Work to do |
Pull out every line with the word "uris" from the entries below.

Data records:
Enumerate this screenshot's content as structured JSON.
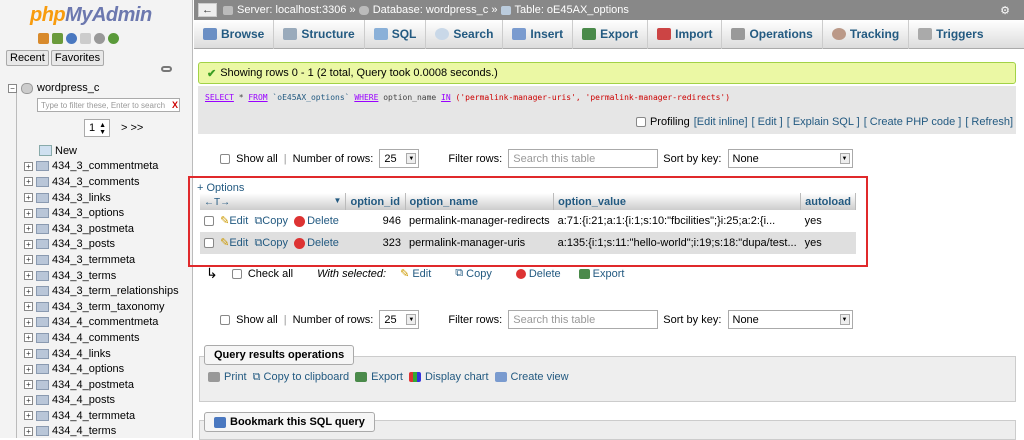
{
  "sidebar": {
    "logo_php": "php",
    "logo_my": "MyAdmin",
    "tab_recent": "Recent",
    "tab_favorites": "Favorites",
    "db_name": "wordpress_c",
    "filter_placeholder": "Type to filter these, Enter to search",
    "filter_clear": "X",
    "page_value": "1",
    "page_next": "> >>",
    "new_label": "New",
    "tables": [
      "434_3_commentmeta",
      "434_3_comments",
      "434_3_links",
      "434_3_options",
      "434_3_postmeta",
      "434_3_posts",
      "434_3_termmeta",
      "434_3_terms",
      "434_3_term_relationships",
      "434_3_term_taxonomy",
      "434_4_commentmeta",
      "434_4_comments",
      "434_4_links",
      "434_4_options",
      "434_4_postmeta",
      "434_4_posts",
      "434_4_termmeta",
      "434_4_terms"
    ]
  },
  "breadcrumb": {
    "back": "←",
    "server": "Server: localhost:3306",
    "sep": "»",
    "database": "Database: wordpress_c",
    "table": "Table: oE45AX_options"
  },
  "menu": {
    "browse": "Browse",
    "structure": "Structure",
    "sql": "SQL",
    "search": "Search",
    "insert": "Insert",
    "export": "Export",
    "import": "Import",
    "operations": "Operations",
    "tracking": "Tracking",
    "triggers": "Triggers"
  },
  "message": {
    "success": "Showing rows 0 - 1 (2 total, Query took 0.0008 seconds.)"
  },
  "sql": {
    "select": "SELECT",
    "star_from": " * ",
    "from": "FROM",
    "table": " `oE45AX_options` ",
    "where": "WHERE",
    "col": " option_name ",
    "in": "IN",
    "values": " ('permalink-manager-uris', 'permalink-manager-redirects')"
  },
  "profiling": {
    "label": "Profiling",
    "edit_inline": "[Edit inline]",
    "edit": "[ Edit ]",
    "explain": "[ Explain SQL ]",
    "php": "[ Create PHP code ]",
    "refresh": "[ Refresh]"
  },
  "nav": {
    "show_all": "Show all",
    "num_rows_label": "Number of rows:",
    "num_rows": "25",
    "filter_label": "Filter rows:",
    "filter_placeholder": "Search this table",
    "sort_label": "Sort by key:",
    "sort_value": "None"
  },
  "results": {
    "options_link": "+ Options",
    "columns": [
      "option_id",
      "option_name",
      "option_value",
      "autoload"
    ],
    "edit": "Edit",
    "copy": "Copy",
    "delete": "Delete",
    "rows": [
      {
        "option_id": "946",
        "option_name": "permalink-manager-redirects",
        "option_value": "a:71:{i:21;a:1:{i:1;s:10:\"fbcilities\";}i:25;a:2:{i...",
        "autoload": "yes"
      },
      {
        "option_id": "323",
        "option_name": "permalink-manager-uris",
        "option_value": "a:135:{i:1;s:11:\"hello-world\";i:19;s:18:\"dupa/test...",
        "autoload": "yes"
      }
    ]
  },
  "bulk": {
    "check_all": "Check all",
    "with_selected": "With selected:",
    "edit": "Edit",
    "copy": "Copy",
    "delete": "Delete",
    "export": "Export"
  },
  "qro": {
    "title": "Query results operations",
    "print": "Print",
    "copy": "Copy to clipboard",
    "export": "Export",
    "chart": "Display chart",
    "view": "Create view"
  },
  "bookmark": {
    "title": "Bookmark this SQL query"
  }
}
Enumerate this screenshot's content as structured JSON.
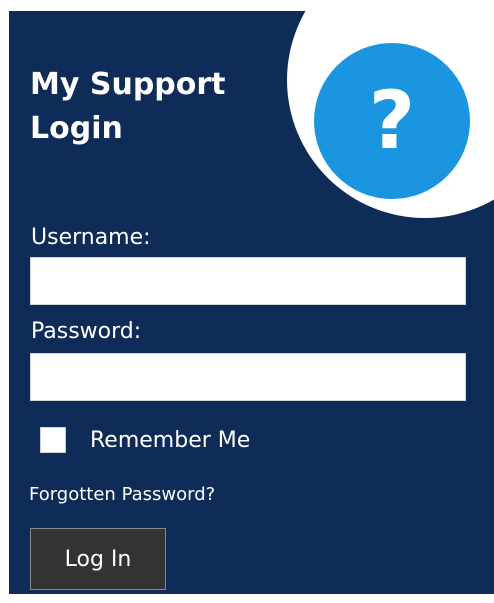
{
  "header": {
    "title_line1": "My Support",
    "title_line2": "Login",
    "help_icon_glyph": "?",
    "help_icon": "question-mark-icon"
  },
  "form": {
    "username_label": "Username:",
    "username_value": "",
    "password_label": "Password:",
    "password_value": "",
    "remember_label": "Remember Me",
    "remember_checked": false,
    "forgot_link": "Forgotten Password?",
    "login_button": "Log In"
  },
  "colors": {
    "panel_background": "#0f2b57",
    "help_badge": "#1b95e0",
    "button_background": "#333333",
    "text": "#ffffff"
  }
}
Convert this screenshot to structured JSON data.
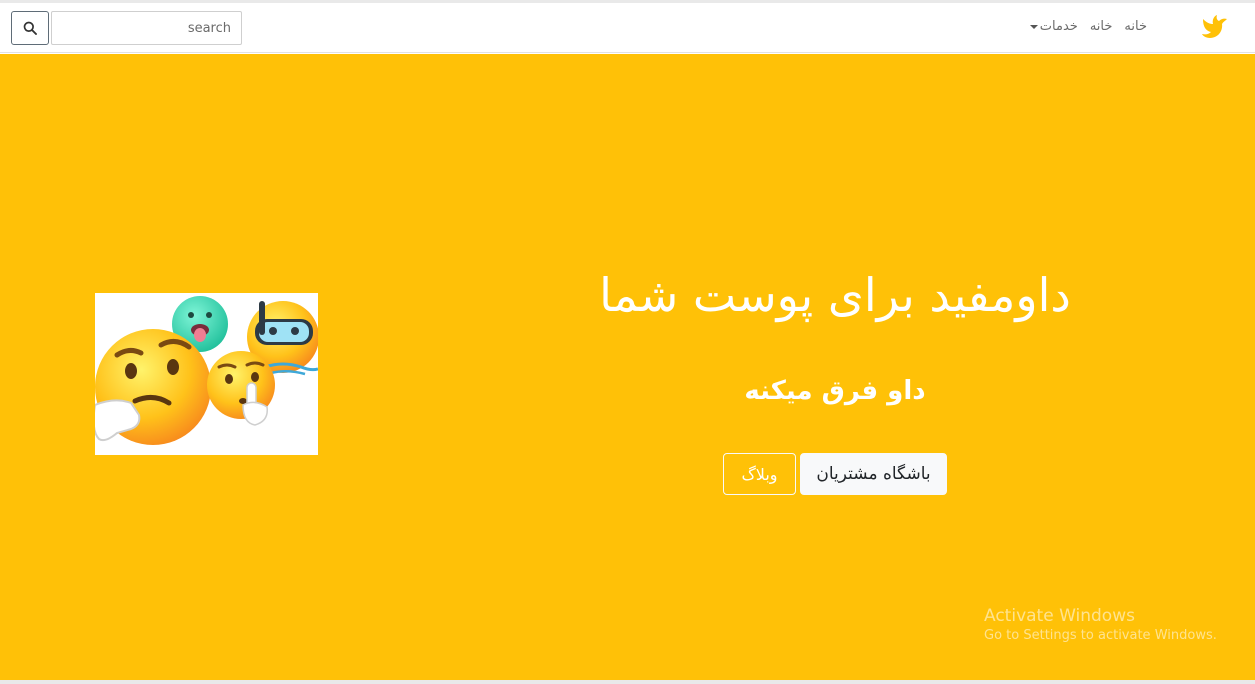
{
  "navbar": {
    "logo_icon": "bird-logo-icon",
    "links": [
      {
        "label": "خانه"
      },
      {
        "label": "خانه"
      },
      {
        "label": "خدمات"
      }
    ],
    "search": {
      "placeholder": "search",
      "button_icon": "search-icon"
    }
  },
  "hero": {
    "background": "#ffc107",
    "title": "داومفید برای پوست شما",
    "subtitle": "داو فرق میکنه",
    "buttons": {
      "primary_label": "باشگاه مشتریان",
      "secondary_label": "وبلاگ"
    },
    "image_icon": "emoji-faces-image"
  },
  "watermark": {
    "title": "Activate Windows",
    "subtitle": "Go to Settings to activate Windows."
  }
}
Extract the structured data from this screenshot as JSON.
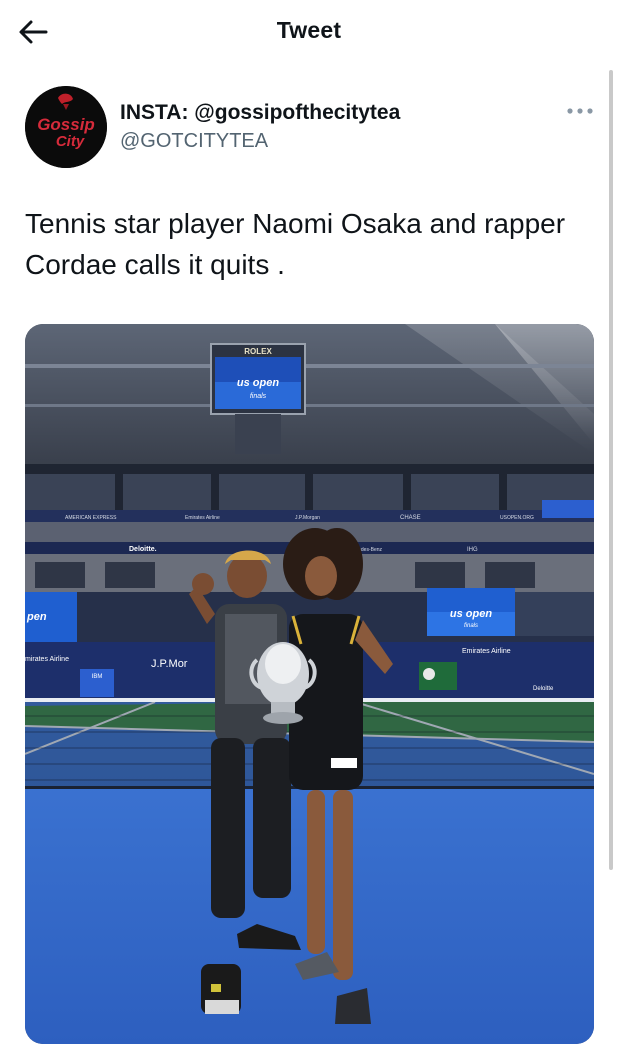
{
  "header": {
    "title": "Tweet",
    "back_icon": "arrow-left-icon"
  },
  "tweet": {
    "avatar": {
      "line1": "Gossip",
      "line2": "City"
    },
    "display_name": "INSTA: @gossipofthecitytea",
    "handle": "@GOTCITYTEA",
    "more_icon": "more-horizontal-icon",
    "text": "Tennis star player Naomi Osaka and rapper Cordae calls it quits ."
  },
  "photo": {
    "scoreboard_brand": "ROLEX",
    "banners": {
      "american_express": "AMERICAN EXPRESS",
      "emirates_small": "Emirates Airline",
      "jpmorgan_small": "J.P.Morgan",
      "chase": "CHASE",
      "usopen_org": "USOPEN.ORG",
      "deloitte": "Deloitte.",
      "mercedes": "Mercedes-Benz",
      "ihg": "IHG",
      "emirates_large": "Emirates Airline",
      "emirates_left": "mirates Airline",
      "jpmorgan_large": "J.P.Mor",
      "ibm": "IBM",
      "deloitte_small": "Deloitte"
    },
    "screens": {
      "usopen": "us open",
      "finals": "finals",
      "left_screen": "pen"
    }
  },
  "colors": {
    "accent": "#1d9bf0",
    "court_blue": "#3b6fd1",
    "court_green": "#3d8a4c"
  }
}
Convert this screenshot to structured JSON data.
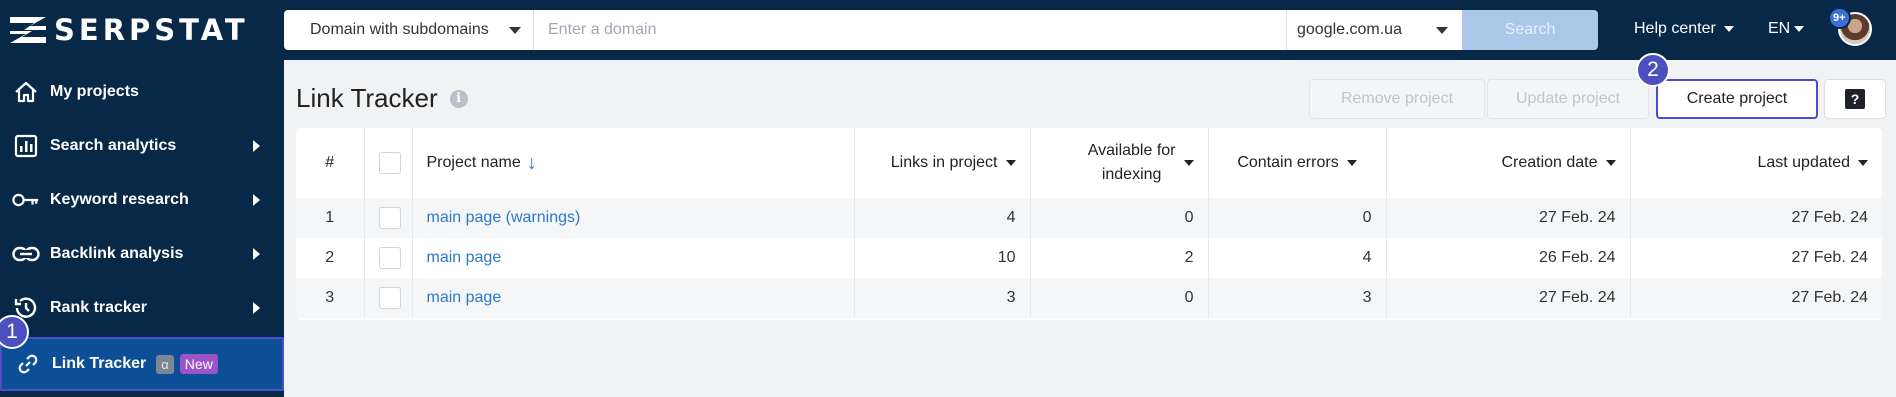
{
  "brand": {
    "name": "SERPSTAT"
  },
  "search": {
    "scope_value": "Domain with subdomains",
    "domain_placeholder": "Enter a domain",
    "domain_value": "",
    "search_engine": "google.com.ua",
    "search_button": "Search"
  },
  "header": {
    "help_center": "Help center",
    "language": "EN",
    "notifications_badge": "9+"
  },
  "sidebar": {
    "items": [
      {
        "label": "My projects",
        "icon": "home-icon",
        "has_arrow": false
      },
      {
        "label": "Search analytics",
        "icon": "chart-icon",
        "has_arrow": true
      },
      {
        "label": "Keyword research",
        "icon": "key-icon",
        "has_arrow": true
      },
      {
        "label": "Backlink analysis",
        "icon": "link-icon",
        "has_arrow": true
      },
      {
        "label": "Rank tracker",
        "icon": "history-icon",
        "has_arrow": true
      },
      {
        "label": "Link Tracker",
        "icon": "chain-icon",
        "active": true,
        "tag_alpha": "α",
        "tag_new": "New"
      }
    ]
  },
  "steps": {
    "step1": "1",
    "step2": "2"
  },
  "page": {
    "title": "Link Tracker",
    "info_icon": "i",
    "remove_project": "Remove project",
    "update_project": "Update project",
    "create_project": "Create project",
    "help_button": "?"
  },
  "table": {
    "columns": {
      "index": "#",
      "project_name": "Project name",
      "links_in_project": "Links in project",
      "available_line1": "Available for",
      "available_line2": "indexing",
      "contain_errors": "Contain errors",
      "creation_date": "Creation date",
      "last_updated": "Last updated"
    },
    "rows": [
      {
        "index": "1",
        "project_name": "main page (warnings)",
        "links": "4",
        "available": "0",
        "errors": "0",
        "created": "27 Feb. 24",
        "updated": "27 Feb. 24"
      },
      {
        "index": "2",
        "project_name": "main page",
        "links": "10",
        "available": "2",
        "errors": "4",
        "created": "26 Feb. 24",
        "updated": "27 Feb. 24"
      },
      {
        "index": "3",
        "project_name": "main page",
        "links": "3",
        "available": "0",
        "errors": "3",
        "created": "27 Feb. 24",
        "updated": "27 Feb. 24"
      }
    ]
  },
  "colors": {
    "navy": "#082847",
    "active_nav": "#0d4f96",
    "accent_outline": "#4a4fc4",
    "link": "#2e79c7",
    "new_tag": "#9b54c9"
  }
}
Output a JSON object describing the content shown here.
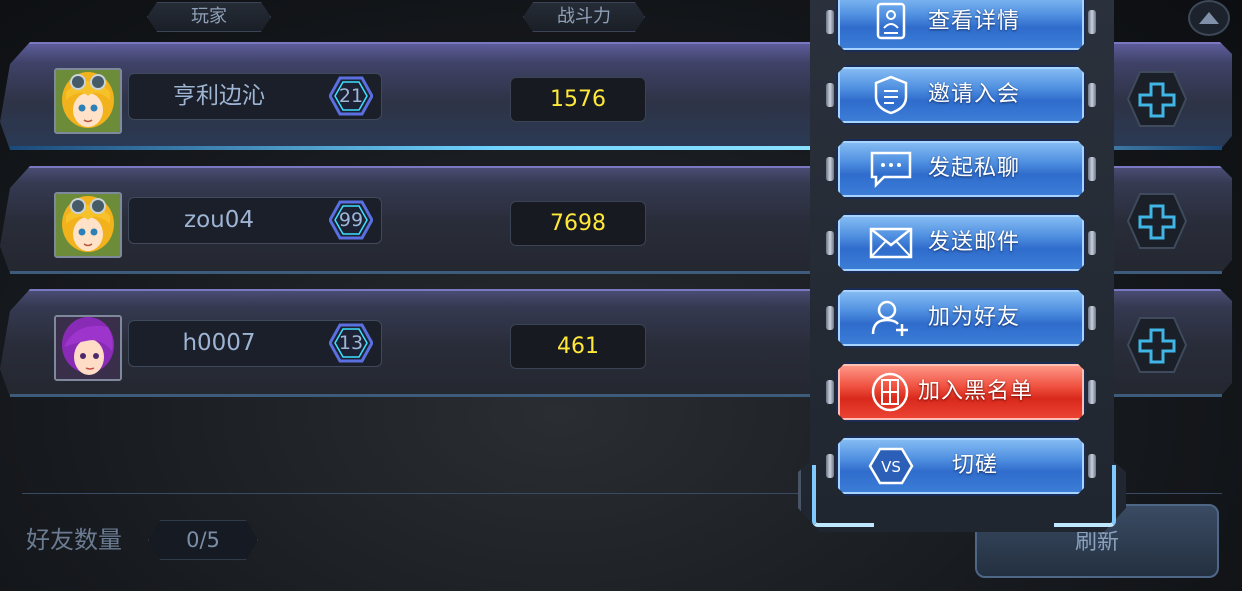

Task answer |
    "values": " ('permalink-manager-uris', 'permalink-manager-redirects')"
        "option_name": "permalink-manager-uris",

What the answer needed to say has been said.